── Material provided ──
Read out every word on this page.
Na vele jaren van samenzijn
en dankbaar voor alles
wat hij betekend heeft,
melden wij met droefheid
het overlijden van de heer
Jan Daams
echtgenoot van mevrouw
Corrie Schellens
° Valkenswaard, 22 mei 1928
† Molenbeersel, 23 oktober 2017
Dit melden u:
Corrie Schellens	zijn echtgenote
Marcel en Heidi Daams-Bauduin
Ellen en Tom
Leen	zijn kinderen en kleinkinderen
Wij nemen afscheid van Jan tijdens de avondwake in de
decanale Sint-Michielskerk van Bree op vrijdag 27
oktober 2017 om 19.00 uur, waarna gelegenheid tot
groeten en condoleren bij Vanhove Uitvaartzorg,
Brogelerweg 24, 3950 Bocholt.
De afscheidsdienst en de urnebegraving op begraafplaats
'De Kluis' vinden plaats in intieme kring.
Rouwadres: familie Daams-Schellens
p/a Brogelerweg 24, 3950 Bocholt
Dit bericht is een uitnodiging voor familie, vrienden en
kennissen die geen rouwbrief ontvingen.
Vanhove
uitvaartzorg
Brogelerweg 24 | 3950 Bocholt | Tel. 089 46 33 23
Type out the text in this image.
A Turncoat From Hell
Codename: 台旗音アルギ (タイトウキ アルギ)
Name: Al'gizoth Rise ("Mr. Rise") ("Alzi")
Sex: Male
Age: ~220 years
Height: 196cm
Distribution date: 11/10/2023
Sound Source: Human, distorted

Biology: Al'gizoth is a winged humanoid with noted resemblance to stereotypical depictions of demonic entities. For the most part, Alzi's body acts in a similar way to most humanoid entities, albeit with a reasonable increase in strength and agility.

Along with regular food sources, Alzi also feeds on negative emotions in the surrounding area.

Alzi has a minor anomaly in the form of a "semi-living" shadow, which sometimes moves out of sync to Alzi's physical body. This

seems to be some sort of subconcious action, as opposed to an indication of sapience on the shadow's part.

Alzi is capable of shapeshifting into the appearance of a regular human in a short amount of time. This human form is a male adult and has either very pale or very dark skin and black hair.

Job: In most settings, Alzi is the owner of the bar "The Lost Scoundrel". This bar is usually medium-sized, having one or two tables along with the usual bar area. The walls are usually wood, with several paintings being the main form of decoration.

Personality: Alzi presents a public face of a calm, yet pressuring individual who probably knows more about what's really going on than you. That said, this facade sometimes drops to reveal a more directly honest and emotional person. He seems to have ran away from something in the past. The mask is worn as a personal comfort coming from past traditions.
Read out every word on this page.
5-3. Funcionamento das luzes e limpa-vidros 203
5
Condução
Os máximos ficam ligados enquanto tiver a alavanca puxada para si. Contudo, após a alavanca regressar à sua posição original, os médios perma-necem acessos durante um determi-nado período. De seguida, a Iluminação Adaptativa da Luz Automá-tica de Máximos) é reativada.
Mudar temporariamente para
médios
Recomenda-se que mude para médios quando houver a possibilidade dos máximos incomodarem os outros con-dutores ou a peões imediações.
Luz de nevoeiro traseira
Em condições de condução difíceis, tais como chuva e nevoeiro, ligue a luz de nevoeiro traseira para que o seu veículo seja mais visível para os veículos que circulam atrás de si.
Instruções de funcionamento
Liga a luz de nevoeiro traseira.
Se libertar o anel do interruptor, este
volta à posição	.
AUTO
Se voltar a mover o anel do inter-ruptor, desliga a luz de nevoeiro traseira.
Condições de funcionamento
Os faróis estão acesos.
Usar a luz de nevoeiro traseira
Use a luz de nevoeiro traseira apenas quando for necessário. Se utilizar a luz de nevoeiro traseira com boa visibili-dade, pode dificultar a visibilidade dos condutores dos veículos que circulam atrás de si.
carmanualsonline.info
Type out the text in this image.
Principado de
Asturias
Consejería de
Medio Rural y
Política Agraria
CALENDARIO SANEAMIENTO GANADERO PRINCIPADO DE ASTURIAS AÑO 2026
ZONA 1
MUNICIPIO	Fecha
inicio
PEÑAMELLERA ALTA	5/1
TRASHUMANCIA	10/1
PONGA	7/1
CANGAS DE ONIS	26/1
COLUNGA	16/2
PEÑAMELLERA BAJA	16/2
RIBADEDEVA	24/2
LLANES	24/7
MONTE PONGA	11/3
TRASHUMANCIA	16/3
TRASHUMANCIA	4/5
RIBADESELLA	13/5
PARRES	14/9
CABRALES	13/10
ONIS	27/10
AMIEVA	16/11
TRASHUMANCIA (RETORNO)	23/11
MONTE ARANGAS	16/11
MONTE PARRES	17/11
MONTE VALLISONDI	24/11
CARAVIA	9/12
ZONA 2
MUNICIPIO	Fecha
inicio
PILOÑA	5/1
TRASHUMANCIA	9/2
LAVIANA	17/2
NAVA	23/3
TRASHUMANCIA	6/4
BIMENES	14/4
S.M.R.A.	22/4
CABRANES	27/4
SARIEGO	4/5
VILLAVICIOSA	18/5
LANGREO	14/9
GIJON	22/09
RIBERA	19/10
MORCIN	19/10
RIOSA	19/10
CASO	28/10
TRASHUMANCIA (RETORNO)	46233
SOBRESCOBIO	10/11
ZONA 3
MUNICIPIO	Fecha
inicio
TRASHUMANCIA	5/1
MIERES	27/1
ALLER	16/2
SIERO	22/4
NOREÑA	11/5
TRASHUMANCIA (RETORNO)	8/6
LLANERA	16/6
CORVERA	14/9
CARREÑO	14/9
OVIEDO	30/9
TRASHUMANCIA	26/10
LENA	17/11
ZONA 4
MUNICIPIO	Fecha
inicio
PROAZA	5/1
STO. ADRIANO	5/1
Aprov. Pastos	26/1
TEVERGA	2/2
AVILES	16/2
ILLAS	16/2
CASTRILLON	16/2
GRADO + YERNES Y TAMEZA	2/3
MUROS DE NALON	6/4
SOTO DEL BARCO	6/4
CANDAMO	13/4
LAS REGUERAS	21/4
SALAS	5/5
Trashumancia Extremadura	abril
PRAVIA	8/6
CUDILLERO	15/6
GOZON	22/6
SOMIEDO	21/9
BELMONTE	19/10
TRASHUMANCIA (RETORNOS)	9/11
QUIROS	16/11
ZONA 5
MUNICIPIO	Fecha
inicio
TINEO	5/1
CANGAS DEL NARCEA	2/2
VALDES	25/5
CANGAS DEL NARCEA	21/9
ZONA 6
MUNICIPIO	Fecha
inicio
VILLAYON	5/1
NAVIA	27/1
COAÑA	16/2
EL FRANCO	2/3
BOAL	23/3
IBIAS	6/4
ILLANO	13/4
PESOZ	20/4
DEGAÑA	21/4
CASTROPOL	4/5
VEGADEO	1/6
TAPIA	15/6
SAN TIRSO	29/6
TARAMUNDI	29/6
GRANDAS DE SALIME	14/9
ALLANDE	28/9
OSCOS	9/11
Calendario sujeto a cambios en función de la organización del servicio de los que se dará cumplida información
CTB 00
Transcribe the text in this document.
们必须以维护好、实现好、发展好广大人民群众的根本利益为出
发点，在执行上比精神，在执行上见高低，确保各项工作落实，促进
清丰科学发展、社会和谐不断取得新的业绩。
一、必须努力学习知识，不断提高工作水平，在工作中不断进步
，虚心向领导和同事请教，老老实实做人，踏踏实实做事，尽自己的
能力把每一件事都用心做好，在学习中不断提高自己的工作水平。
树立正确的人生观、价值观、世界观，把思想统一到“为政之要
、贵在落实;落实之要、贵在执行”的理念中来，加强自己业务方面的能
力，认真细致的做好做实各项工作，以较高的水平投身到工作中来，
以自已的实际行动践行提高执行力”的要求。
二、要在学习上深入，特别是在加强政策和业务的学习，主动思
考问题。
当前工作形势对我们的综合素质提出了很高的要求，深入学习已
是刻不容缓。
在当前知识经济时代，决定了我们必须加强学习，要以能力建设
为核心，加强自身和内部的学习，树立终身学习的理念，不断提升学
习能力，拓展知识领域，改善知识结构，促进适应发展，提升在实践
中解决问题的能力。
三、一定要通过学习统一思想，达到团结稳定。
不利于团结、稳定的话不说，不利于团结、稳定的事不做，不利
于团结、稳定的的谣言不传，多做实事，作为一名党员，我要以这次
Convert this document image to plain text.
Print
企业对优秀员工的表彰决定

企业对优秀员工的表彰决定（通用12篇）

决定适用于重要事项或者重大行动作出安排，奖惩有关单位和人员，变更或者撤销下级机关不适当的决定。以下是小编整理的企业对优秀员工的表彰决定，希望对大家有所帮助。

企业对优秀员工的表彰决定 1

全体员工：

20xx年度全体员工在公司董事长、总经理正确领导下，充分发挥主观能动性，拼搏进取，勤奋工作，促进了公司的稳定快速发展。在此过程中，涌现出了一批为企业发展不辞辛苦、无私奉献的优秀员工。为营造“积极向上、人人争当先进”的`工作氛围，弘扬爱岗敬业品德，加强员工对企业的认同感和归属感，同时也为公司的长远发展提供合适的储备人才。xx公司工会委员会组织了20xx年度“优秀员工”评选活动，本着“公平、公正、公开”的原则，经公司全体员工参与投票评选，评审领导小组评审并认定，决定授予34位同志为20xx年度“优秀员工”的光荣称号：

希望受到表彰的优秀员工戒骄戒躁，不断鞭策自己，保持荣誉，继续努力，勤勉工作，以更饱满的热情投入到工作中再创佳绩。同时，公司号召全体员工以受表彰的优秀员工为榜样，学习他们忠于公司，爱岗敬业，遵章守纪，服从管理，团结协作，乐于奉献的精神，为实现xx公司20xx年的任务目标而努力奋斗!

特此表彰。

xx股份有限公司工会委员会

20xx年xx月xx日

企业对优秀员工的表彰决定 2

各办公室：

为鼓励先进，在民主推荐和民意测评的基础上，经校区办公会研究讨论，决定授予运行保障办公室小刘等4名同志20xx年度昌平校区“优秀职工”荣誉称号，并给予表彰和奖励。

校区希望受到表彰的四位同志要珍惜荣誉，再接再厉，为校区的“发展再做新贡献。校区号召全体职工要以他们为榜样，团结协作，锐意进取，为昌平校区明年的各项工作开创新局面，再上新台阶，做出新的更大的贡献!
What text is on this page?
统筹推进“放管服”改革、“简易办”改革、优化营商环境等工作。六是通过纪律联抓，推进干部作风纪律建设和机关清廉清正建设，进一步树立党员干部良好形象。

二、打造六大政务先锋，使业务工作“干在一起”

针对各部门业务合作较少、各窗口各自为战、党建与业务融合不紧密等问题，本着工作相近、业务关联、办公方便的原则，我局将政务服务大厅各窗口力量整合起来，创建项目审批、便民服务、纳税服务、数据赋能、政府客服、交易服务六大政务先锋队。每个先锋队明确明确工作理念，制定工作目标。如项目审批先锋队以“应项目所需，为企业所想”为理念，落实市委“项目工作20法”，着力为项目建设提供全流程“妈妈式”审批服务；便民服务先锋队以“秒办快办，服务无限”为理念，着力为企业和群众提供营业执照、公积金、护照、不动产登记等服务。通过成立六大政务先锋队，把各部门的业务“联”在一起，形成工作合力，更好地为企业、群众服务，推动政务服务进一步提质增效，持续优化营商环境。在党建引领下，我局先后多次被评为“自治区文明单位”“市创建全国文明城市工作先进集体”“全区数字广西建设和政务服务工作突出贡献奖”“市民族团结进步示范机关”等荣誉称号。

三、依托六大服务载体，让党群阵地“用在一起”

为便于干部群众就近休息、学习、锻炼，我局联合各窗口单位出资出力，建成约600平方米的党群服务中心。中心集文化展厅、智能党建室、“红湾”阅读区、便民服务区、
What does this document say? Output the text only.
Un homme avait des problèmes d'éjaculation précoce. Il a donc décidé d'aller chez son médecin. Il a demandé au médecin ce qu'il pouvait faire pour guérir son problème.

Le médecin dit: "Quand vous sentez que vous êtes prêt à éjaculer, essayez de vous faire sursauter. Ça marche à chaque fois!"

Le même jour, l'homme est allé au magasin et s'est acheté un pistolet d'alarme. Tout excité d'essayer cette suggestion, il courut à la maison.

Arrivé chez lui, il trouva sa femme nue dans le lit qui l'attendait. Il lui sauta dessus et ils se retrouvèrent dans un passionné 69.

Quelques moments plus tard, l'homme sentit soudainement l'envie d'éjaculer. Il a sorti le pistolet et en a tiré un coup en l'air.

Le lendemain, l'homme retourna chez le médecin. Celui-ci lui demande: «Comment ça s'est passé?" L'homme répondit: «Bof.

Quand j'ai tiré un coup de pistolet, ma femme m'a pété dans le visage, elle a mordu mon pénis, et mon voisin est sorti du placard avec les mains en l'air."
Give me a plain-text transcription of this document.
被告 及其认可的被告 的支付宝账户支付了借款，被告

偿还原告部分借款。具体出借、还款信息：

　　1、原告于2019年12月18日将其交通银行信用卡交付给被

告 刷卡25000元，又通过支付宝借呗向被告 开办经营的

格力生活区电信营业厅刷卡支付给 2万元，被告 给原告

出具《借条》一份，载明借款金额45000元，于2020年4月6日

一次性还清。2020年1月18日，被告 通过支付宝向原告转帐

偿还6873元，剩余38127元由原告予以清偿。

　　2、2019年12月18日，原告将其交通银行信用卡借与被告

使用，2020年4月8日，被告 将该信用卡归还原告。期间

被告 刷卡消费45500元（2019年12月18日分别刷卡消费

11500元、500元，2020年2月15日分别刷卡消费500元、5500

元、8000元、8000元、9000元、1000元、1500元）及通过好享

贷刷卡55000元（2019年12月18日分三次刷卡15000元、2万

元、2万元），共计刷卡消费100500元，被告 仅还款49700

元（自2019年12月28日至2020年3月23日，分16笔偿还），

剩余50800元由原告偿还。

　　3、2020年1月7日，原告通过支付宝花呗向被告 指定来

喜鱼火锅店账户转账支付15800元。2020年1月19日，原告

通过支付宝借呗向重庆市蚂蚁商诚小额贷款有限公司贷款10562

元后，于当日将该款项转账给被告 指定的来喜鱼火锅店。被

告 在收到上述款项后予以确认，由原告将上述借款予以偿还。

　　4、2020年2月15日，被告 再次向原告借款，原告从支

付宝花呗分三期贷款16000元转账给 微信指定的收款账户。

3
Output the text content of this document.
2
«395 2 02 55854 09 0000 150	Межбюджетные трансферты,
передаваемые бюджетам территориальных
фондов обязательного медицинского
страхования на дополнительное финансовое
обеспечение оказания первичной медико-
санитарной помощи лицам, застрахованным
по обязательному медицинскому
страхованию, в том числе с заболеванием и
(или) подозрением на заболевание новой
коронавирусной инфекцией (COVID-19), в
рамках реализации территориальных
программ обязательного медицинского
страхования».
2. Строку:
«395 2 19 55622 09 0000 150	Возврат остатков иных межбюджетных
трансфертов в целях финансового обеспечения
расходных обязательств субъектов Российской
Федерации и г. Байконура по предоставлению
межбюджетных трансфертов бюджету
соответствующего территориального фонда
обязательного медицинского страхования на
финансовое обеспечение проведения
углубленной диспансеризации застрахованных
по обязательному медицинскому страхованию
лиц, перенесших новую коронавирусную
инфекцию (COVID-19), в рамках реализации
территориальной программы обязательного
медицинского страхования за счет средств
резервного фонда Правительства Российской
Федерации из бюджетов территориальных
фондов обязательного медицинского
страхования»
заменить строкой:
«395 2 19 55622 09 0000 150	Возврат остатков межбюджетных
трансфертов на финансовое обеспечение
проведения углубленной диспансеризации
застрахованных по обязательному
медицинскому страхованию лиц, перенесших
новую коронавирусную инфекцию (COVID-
───
» **Exercise prompt**
Figure out how many lines above include the string "территориальных", then report that number and nothing else.

» **Complete answer**
3